◆ To do: Read the listing below and copy out every line that holds "tamaño".

◆ Records shown:
::::::

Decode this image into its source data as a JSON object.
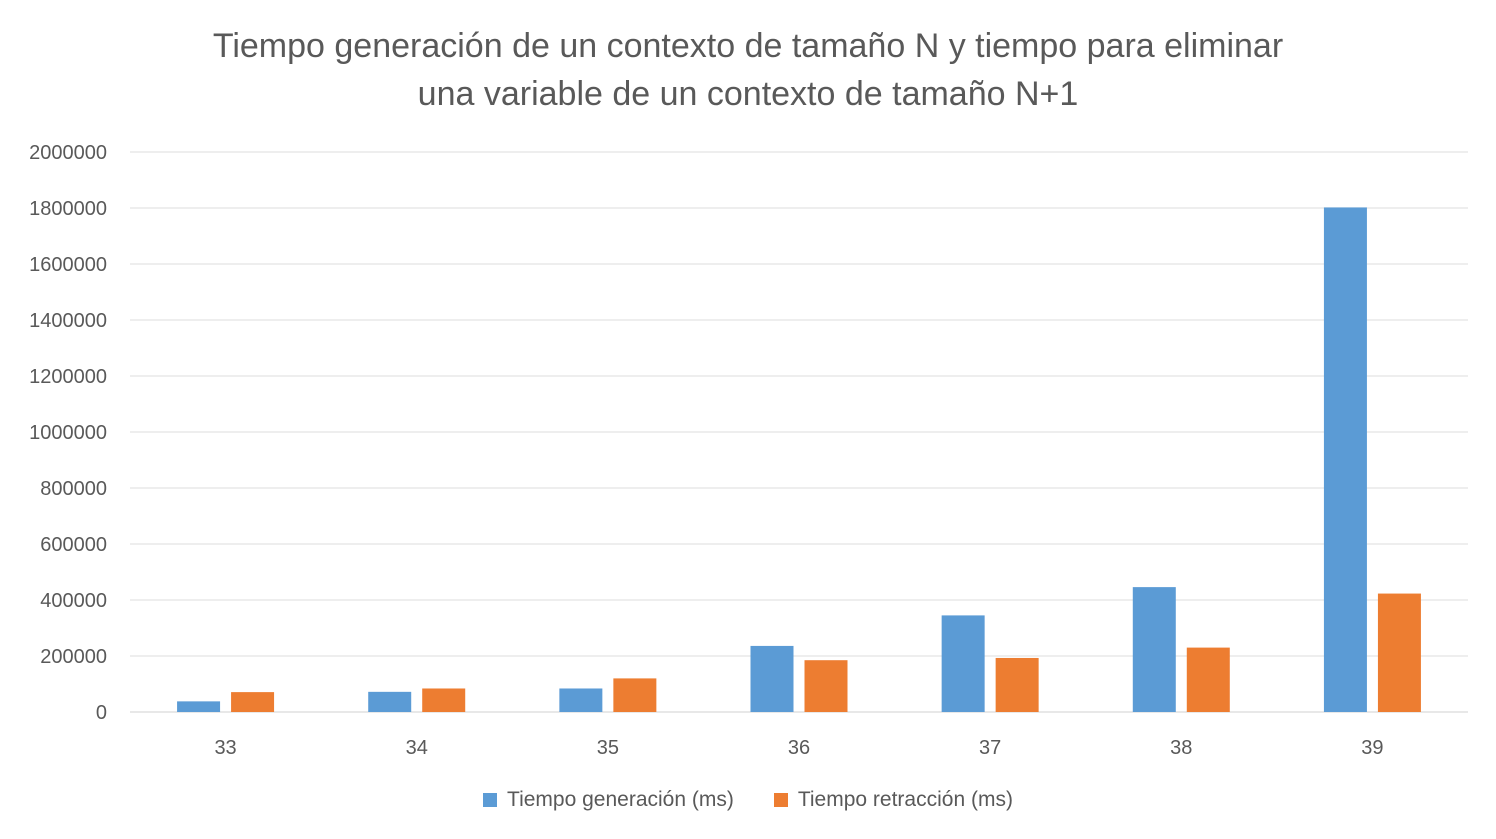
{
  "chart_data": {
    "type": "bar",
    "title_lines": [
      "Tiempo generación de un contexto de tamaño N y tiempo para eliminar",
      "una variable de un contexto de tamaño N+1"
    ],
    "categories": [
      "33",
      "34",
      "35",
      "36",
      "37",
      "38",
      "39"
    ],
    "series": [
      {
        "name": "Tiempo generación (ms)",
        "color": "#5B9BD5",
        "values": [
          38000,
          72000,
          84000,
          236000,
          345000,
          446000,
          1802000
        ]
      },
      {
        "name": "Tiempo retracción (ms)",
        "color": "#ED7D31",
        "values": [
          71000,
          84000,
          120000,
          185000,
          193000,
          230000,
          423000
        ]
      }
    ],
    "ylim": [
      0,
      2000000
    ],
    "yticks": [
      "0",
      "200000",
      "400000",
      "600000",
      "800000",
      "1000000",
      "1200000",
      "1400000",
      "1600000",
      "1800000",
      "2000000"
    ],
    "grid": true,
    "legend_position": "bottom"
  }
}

::::::

◆ Task response:
      "Tiempo generación de un contexto de tamaño N y tiempo para eliminar",
      "una variable de un contexto de tamaño N+1"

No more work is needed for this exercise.